Aim of the task
Using the entries that follow, collect the lines where the word "mean" appears.

Recorded data
....................

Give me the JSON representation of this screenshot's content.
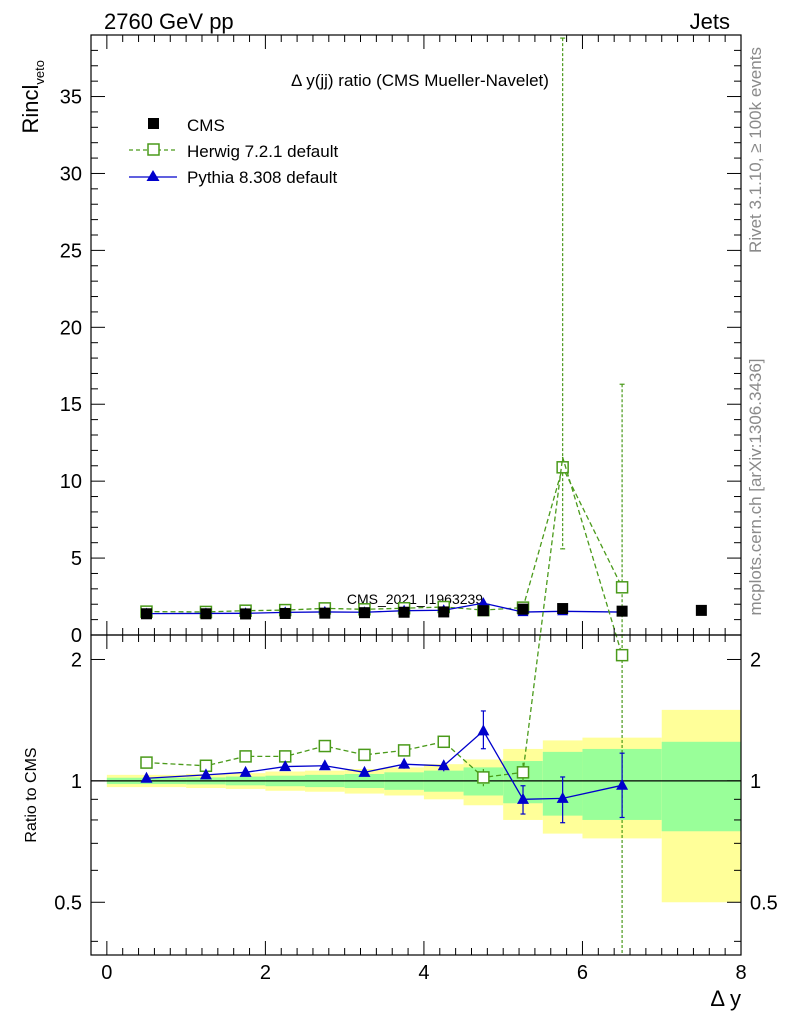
{
  "header": {
    "left": "2760 GeV pp",
    "right": "Jets"
  },
  "side_labels": {
    "rivet": "Rivet 3.1.10, ≥ 100k events",
    "mcplots": "mcplots.cern.ch [arXiv:1306.3436]"
  },
  "chart_data": {
    "type": "scatter",
    "title": "Δ y(jj) ratio (CMS Mueller-Navelet)",
    "watermark": "CMS_2021_I1963239",
    "xlabel": "Δ y",
    "ylabel_main": "Rincl",
    "ylabel_sub": "veto",
    "ylabel_ratio": "Ratio to CMS",
    "xlim": [
      -0.2,
      8.0
    ],
    "ylim_main": [
      0,
      39
    ],
    "ylim_ratio": [
      0.37,
      2.3
    ],
    "ratio_scale": "log",
    "xticks": [
      0,
      2,
      4,
      6,
      8
    ],
    "xtick_labels": [
      "0",
      "2",
      "4",
      "6",
      "8"
    ],
    "yticks_main": [
      0,
      5,
      10,
      15,
      20,
      25,
      30,
      35
    ],
    "ytick_labels_main": [
      "0",
      "5",
      "10",
      "15",
      "20",
      "25",
      "30",
      "35"
    ],
    "yticks_ratio": [
      0.5,
      1,
      2
    ],
    "ytick_labels_ratio": [
      "0.5",
      "1",
      "2"
    ],
    "legend_position": "top-left",
    "legend": [
      {
        "name": "CMS",
        "color": "#000000",
        "marker": "filled-square"
      },
      {
        "name": "Herwig 7.2.1 default",
        "color": "#4a9a1a",
        "marker": "open-square",
        "line": "dashed"
      },
      {
        "name": "Pythia 8.308 default",
        "color": "#0000cc",
        "marker": "filled-triangle",
        "line": "solid"
      }
    ],
    "data": {
      "x": [
        0.5,
        1.25,
        1.75,
        2.25,
        2.75,
        3.25,
        3.75,
        4.25,
        4.75,
        5.25,
        5.75,
        6.5,
        7.5
      ],
      "bins": [
        [
          0.0,
          1.0
        ],
        [
          1.0,
          1.5
        ],
        [
          1.5,
          2.0
        ],
        [
          2.0,
          2.5
        ],
        [
          2.5,
          3.0
        ],
        [
          3.0,
          3.5
        ],
        [
          3.5,
          4.0
        ],
        [
          4.0,
          4.5
        ],
        [
          4.5,
          5.0
        ],
        [
          5.0,
          5.5
        ],
        [
          5.5,
          6.0
        ],
        [
          6.0,
          7.0
        ],
        [
          7.0,
          8.0
        ]
      ],
      "values": [
        1.38,
        1.38,
        1.37,
        1.4,
        1.42,
        1.45,
        1.48,
        1.5,
        1.58,
        1.68,
        1.72,
        1.55,
        1.6
      ],
      "band_inner": [
        0.018,
        0.02,
        0.025,
        0.03,
        0.035,
        0.04,
        0.05,
        0.06,
        0.08,
        0.12,
        0.18,
        0.2,
        0.25
      ],
      "band_outer": [
        0.035,
        0.04,
        0.045,
        0.055,
        0.06,
        0.07,
        0.08,
        0.1,
        0.13,
        0.2,
        0.26,
        0.28,
        0.5
      ]
    },
    "series": [
      {
        "name": "Herwig 7.2.1 default",
        "x": [
          0.5,
          1.25,
          1.75,
          2.25,
          2.75,
          3.25,
          3.75,
          4.25,
          4.75,
          5.25,
          5.75,
          6.5
        ],
        "values": [
          1.52,
          1.5,
          1.58,
          1.62,
          1.73,
          1.67,
          1.74,
          1.82,
          1.62,
          1.78,
          10.9,
          3.1
        ],
        "ratio": [
          1.11,
          1.09,
          1.15,
          1.15,
          1.22,
          1.16,
          1.19,
          1.25,
          1.02,
          1.05,
          6.35,
          2.05
        ],
        "err_low": [
          0.03,
          0.03,
          0.03,
          0.03,
          0.04,
          0.04,
          0.05,
          0.06,
          0.08,
          0.1,
          5.3,
          3.1
        ],
        "err_high": [
          0.03,
          0.03,
          0.03,
          0.03,
          0.04,
          0.04,
          0.05,
          0.06,
          0.08,
          0.1,
          27.9,
          13.2
        ]
      },
      {
        "name": "Pythia 8.308 default",
        "x": [
          0.5,
          1.25,
          1.75,
          2.25,
          2.75,
          3.25,
          3.75,
          4.25,
          4.75,
          5.25,
          5.75,
          6.5
        ],
        "values": [
          1.39,
          1.4,
          1.41,
          1.47,
          1.5,
          1.48,
          1.58,
          1.61,
          2.07,
          1.49,
          1.54,
          1.49
        ],
        "ratio": [
          1.015,
          1.035,
          1.05,
          1.085,
          1.09,
          1.05,
          1.1,
          1.09,
          1.33,
          0.9,
          0.905,
          0.975
        ],
        "err_low": [
          0.01,
          0.01,
          0.01,
          0.02,
          0.03,
          0.03,
          0.04,
          0.05,
          0.2,
          0.12,
          0.2,
          0.25
        ],
        "err_high": [
          0.01,
          0.01,
          0.01,
          0.02,
          0.03,
          0.03,
          0.04,
          0.05,
          0.25,
          0.12,
          0.2,
          0.3
        ]
      }
    ]
  }
}
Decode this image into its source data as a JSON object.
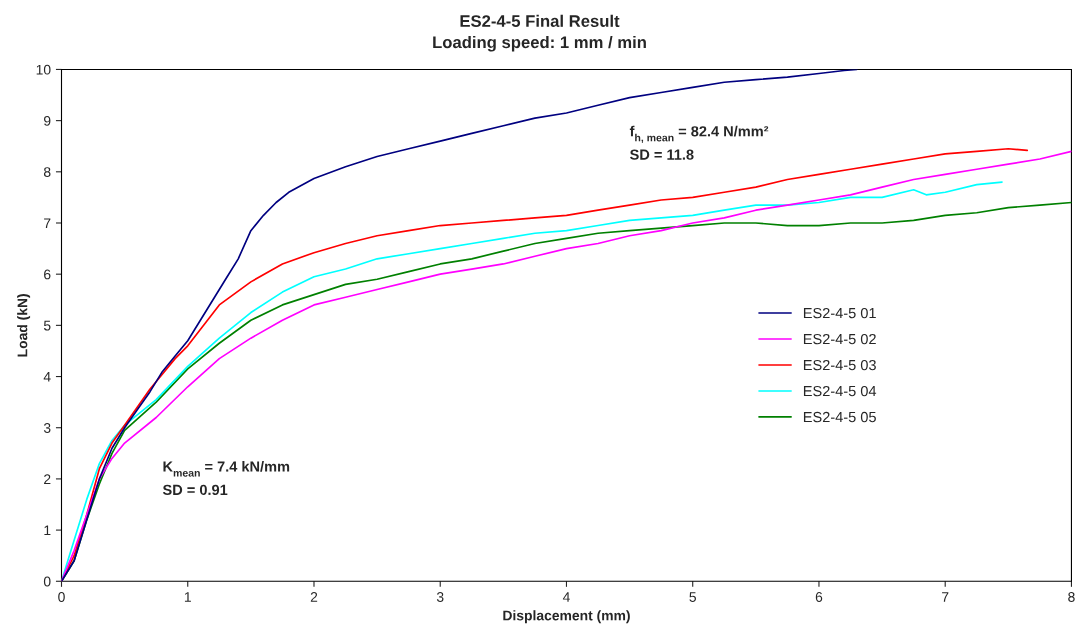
{
  "chart_data": {
    "type": "line",
    "title": "ES2-4-5 Final Result",
    "subtitle": "Loading speed: 1 mm / min",
    "xlabel": "Displacement (mm)",
    "ylabel": "Load (kN)",
    "xlim": [
      0,
      8
    ],
    "xticks": [
      0,
      1,
      2,
      3,
      4,
      5,
      6,
      7,
      8
    ],
    "ylim": [
      0,
      10
    ],
    "yticks": [
      0,
      1,
      2,
      3,
      4,
      5,
      6,
      7,
      8,
      9,
      10
    ],
    "grid": false,
    "legend": "right",
    "marker": "none",
    "line_style": "solid",
    "annotations": [
      "f$_{h, mean}$ = 82.4 N/mm²\nSD = 11.8",
      "K$_{mean}$ = 7.4 kN/mm\nSD = 0.91"
    ],
    "series": [
      {
        "name": "ES2-4-5 01",
        "color": "#000080",
        "x": [
          0,
          0.1,
          0.2,
          0.3,
          0.4,
          0.5,
          0.6,
          0.7,
          0.8,
          0.9,
          1.0,
          1.1,
          1.2,
          1.3,
          1.4,
          1.5,
          1.6,
          1.7,
          1.8,
          2.0,
          2.25,
          2.5,
          2.75,
          3.0,
          3.25,
          3.5,
          3.75,
          4.0,
          4.25,
          4.5,
          4.75,
          5.0,
          5.25,
          5.5,
          5.75,
          6.0,
          6.2,
          6.3
        ],
        "values": [
          0,
          0.4,
          1.2,
          2.0,
          2.6,
          3.0,
          3.35,
          3.7,
          4.1,
          4.4,
          4.7,
          5.1,
          5.5,
          5.9,
          6.3,
          6.85,
          7.15,
          7.4,
          7.6,
          7.87,
          8.1,
          8.3,
          8.45,
          8.6,
          8.75,
          8.9,
          9.05,
          9.15,
          9.3,
          9.45,
          9.55,
          9.65,
          9.75,
          9.8,
          9.85,
          9.92,
          9.98,
          10.0
        ]
      },
      {
        "name": "ES2-4-5 02",
        "color": "#ff00ff",
        "x": [
          0,
          0.1,
          0.2,
          0.3,
          0.4,
          0.5,
          0.75,
          1.0,
          1.25,
          1.5,
          1.75,
          2.0,
          2.25,
          2.5,
          2.75,
          3.0,
          3.25,
          3.5,
          3.75,
          4.0,
          4.25,
          4.5,
          4.75,
          5.0,
          5.25,
          5.5,
          5.75,
          6.0,
          6.25,
          6.5,
          6.75,
          7.0,
          7.25,
          7.5,
          7.75,
          8.0
        ],
        "values": [
          0,
          0.6,
          1.3,
          2.0,
          2.4,
          2.7,
          3.2,
          3.8,
          4.35,
          4.75,
          5.1,
          5.4,
          5.55,
          5.7,
          5.85,
          6.0,
          6.1,
          6.2,
          6.35,
          6.5,
          6.6,
          6.75,
          6.85,
          7.0,
          7.1,
          7.25,
          7.35,
          7.45,
          7.55,
          7.7,
          7.85,
          7.95,
          8.05,
          8.15,
          8.25,
          8.4
        ]
      },
      {
        "name": "ES2-4-5 03",
        "color": "#ff0000",
        "x": [
          0,
          0.1,
          0.2,
          0.3,
          0.4,
          0.5,
          0.6,
          0.7,
          0.8,
          0.9,
          1.0,
          1.25,
          1.5,
          1.75,
          2.0,
          2.25,
          2.5,
          2.75,
          3.0,
          3.25,
          3.5,
          3.75,
          4.0,
          4.25,
          4.5,
          4.75,
          5.0,
          5.25,
          5.5,
          5.75,
          6.0,
          6.25,
          6.5,
          6.75,
          7.0,
          7.25,
          7.5,
          7.65
        ],
        "values": [
          0,
          0.5,
          1.3,
          2.2,
          2.7,
          3.05,
          3.4,
          3.75,
          4.05,
          4.35,
          4.6,
          5.4,
          5.85,
          6.2,
          6.42,
          6.6,
          6.75,
          6.85,
          6.95,
          7.0,
          7.05,
          7.1,
          7.15,
          7.25,
          7.35,
          7.45,
          7.5,
          7.6,
          7.7,
          7.85,
          7.95,
          8.05,
          8.15,
          8.25,
          8.35,
          8.4,
          8.45,
          8.42
        ]
      },
      {
        "name": "ES2-4-5 04",
        "color": "#00ffff",
        "x": [
          0,
          0.1,
          0.2,
          0.3,
          0.4,
          0.5,
          0.75,
          1.0,
          1.25,
          1.5,
          1.75,
          2.0,
          2.25,
          2.5,
          2.75,
          3.0,
          3.25,
          3.5,
          3.75,
          4.0,
          4.25,
          4.5,
          4.75,
          5.0,
          5.25,
          5.5,
          5.75,
          6.0,
          6.25,
          6.5,
          6.75,
          6.85,
          7.0,
          7.25,
          7.45
        ],
        "values": [
          0,
          0.8,
          1.6,
          2.3,
          2.75,
          3.05,
          3.55,
          4.2,
          4.75,
          5.25,
          5.65,
          5.95,
          6.1,
          6.3,
          6.4,
          6.5,
          6.6,
          6.7,
          6.8,
          6.85,
          6.95,
          7.05,
          7.1,
          7.15,
          7.25,
          7.35,
          7.35,
          7.4,
          7.5,
          7.5,
          7.65,
          7.55,
          7.6,
          7.75,
          7.8
        ]
      },
      {
        "name": "ES2-4-5 05",
        "color": "#008000",
        "x": [
          0,
          0.1,
          0.2,
          0.3,
          0.4,
          0.5,
          0.75,
          1.0,
          1.25,
          1.5,
          1.75,
          2.0,
          2.25,
          2.5,
          2.75,
          3.0,
          3.25,
          3.5,
          3.75,
          4.0,
          4.25,
          4.5,
          4.75,
          5.0,
          5.25,
          5.5,
          5.75,
          6.0,
          6.25,
          6.5,
          6.75,
          7.0,
          7.25,
          7.5,
          7.75,
          8.0
        ],
        "values": [
          0,
          0.4,
          1.2,
          1.9,
          2.5,
          2.95,
          3.5,
          4.15,
          4.65,
          5.1,
          5.4,
          5.6,
          5.8,
          5.9,
          6.05,
          6.2,
          6.3,
          6.45,
          6.6,
          6.7,
          6.8,
          6.85,
          6.9,
          6.95,
          7.0,
          7.0,
          6.95,
          6.95,
          7.0,
          7.0,
          7.05,
          7.15,
          7.2,
          7.3,
          7.35,
          7.4
        ]
      }
    ]
  }
}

....................

Solution
      "f$_{h, mean}$ = 82.4 N/mm²\nSD = 11.8",
      "K$_{mean}$ = 7.4 kN/mm\nSD = 0.91"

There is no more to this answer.